◆ Goal: In the entries that follow, find the word "above" and report each line it is on.

◆ Dataset items:
---*---

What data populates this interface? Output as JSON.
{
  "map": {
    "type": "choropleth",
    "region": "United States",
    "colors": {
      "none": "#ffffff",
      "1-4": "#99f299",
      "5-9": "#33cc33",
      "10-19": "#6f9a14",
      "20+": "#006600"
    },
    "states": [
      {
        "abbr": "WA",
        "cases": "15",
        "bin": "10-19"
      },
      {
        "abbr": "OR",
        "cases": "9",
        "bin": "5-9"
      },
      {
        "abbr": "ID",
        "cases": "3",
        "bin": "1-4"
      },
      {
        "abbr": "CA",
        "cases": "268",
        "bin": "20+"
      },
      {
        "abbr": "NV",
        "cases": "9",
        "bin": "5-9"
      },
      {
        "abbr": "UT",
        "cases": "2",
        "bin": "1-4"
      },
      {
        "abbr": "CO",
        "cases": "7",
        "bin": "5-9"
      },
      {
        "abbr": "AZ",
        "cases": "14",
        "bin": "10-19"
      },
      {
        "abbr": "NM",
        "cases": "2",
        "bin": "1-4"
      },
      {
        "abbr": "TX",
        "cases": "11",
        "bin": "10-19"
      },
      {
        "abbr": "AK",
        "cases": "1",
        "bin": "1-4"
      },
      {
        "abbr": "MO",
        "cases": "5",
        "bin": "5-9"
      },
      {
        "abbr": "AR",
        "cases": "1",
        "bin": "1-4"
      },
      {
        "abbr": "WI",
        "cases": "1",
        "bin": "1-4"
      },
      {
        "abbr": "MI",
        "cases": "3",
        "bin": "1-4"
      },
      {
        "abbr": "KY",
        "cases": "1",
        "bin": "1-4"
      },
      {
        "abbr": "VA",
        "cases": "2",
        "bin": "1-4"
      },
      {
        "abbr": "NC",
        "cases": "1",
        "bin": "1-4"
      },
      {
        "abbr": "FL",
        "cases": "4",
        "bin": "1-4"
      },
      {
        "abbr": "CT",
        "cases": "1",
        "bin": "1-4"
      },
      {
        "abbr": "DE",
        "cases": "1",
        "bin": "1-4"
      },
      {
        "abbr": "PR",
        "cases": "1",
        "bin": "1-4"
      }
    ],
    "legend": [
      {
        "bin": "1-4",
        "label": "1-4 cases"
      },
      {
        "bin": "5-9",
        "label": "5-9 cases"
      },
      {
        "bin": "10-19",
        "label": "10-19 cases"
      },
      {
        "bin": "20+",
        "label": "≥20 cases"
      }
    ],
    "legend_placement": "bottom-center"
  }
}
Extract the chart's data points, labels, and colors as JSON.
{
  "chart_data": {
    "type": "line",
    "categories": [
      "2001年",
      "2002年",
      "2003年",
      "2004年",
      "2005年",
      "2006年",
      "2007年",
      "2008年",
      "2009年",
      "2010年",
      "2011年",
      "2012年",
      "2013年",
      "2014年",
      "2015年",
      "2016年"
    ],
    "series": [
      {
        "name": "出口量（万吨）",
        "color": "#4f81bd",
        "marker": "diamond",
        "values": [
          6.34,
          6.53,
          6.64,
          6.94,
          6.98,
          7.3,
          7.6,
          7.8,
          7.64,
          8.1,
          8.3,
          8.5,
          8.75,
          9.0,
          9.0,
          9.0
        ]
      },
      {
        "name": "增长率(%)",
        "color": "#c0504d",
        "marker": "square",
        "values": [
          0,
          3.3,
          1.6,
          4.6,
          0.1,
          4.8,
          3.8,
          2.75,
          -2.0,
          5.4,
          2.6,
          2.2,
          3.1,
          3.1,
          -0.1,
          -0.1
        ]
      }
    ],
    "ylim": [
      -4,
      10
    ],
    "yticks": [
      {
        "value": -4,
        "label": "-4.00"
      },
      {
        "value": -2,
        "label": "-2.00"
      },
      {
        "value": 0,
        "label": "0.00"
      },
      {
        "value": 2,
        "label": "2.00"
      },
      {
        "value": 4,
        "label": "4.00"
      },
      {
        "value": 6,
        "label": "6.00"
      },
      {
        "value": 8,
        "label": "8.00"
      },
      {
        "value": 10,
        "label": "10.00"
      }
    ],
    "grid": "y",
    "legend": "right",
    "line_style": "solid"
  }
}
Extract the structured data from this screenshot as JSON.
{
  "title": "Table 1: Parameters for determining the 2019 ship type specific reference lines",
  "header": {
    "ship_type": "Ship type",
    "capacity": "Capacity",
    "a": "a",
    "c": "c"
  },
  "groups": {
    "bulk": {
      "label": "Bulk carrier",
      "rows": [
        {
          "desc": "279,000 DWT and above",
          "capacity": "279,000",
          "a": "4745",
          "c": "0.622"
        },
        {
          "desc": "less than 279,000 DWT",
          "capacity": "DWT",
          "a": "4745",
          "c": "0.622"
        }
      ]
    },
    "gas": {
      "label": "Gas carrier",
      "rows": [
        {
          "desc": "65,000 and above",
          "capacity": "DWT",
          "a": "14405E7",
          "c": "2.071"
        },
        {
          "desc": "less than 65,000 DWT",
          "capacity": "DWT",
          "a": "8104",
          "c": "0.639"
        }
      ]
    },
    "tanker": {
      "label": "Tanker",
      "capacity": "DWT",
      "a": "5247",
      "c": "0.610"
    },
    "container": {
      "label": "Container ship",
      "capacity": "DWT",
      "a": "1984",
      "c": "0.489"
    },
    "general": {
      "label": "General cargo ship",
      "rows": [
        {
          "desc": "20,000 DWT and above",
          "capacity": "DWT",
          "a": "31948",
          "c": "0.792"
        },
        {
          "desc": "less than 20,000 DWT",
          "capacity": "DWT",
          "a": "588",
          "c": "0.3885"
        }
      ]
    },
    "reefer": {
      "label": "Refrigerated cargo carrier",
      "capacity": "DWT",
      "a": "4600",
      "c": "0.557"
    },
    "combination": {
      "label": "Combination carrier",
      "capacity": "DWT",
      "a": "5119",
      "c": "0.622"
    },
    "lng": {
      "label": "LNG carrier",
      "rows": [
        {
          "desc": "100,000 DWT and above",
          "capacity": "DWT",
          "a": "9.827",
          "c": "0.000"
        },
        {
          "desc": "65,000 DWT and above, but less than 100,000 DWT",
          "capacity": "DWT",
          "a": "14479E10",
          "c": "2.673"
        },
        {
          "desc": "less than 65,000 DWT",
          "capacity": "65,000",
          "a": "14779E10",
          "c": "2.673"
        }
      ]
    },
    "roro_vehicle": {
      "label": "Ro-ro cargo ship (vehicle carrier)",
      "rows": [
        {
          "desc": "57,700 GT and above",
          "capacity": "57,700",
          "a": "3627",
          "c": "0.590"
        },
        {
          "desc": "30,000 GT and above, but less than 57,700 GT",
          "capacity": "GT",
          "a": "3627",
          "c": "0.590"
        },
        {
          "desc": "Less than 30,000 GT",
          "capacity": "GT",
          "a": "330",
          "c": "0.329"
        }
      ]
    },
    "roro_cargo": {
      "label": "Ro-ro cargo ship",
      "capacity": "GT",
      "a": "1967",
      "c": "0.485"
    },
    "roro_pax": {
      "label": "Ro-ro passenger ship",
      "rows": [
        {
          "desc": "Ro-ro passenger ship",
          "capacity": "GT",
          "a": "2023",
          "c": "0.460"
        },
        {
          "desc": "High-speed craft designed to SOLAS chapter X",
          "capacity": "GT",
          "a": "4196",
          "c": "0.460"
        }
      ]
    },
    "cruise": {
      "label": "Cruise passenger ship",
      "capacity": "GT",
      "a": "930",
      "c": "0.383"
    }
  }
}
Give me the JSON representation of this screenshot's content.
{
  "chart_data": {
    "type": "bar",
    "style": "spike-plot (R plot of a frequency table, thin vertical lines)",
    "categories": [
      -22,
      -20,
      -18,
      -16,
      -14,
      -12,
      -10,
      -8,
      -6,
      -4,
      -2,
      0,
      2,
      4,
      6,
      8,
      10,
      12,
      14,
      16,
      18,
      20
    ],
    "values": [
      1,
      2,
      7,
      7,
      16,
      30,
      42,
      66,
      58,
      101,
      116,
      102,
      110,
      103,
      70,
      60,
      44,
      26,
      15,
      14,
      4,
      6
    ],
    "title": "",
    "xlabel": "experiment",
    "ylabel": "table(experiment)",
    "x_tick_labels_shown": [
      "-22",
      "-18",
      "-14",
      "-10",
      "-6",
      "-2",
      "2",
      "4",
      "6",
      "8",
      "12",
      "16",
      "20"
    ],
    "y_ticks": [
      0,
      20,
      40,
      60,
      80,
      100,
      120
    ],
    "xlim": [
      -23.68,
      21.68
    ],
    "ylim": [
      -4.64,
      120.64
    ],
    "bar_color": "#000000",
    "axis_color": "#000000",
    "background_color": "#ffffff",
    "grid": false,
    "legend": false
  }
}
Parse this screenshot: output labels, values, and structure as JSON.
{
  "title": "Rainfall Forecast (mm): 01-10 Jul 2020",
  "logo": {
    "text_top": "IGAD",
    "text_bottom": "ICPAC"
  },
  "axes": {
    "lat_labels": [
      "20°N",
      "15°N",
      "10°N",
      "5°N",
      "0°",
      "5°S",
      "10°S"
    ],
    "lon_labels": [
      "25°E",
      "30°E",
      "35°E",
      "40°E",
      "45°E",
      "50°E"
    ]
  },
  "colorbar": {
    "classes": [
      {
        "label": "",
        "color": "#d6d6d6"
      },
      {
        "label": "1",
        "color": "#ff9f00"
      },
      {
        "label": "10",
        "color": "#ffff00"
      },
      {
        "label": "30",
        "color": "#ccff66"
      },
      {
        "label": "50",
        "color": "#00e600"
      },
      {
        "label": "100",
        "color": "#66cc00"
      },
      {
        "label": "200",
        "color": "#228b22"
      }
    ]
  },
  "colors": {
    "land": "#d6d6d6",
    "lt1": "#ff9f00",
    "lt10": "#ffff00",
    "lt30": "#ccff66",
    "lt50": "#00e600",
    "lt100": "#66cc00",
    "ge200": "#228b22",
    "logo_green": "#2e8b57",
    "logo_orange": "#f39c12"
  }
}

---*---

◆ The output:
          "desc": "279,000 DWT and above",
          "desc": "65,000 and above",
          "desc": "20,000 DWT and above",
          "desc": "100,000 DWT and above",
          "desc": "65,000 DWT and above, but less than 100,000 DWT",
          "desc": "57,700 GT and above",
          "desc": "30,000 GT and above, but less than 57,700 GT",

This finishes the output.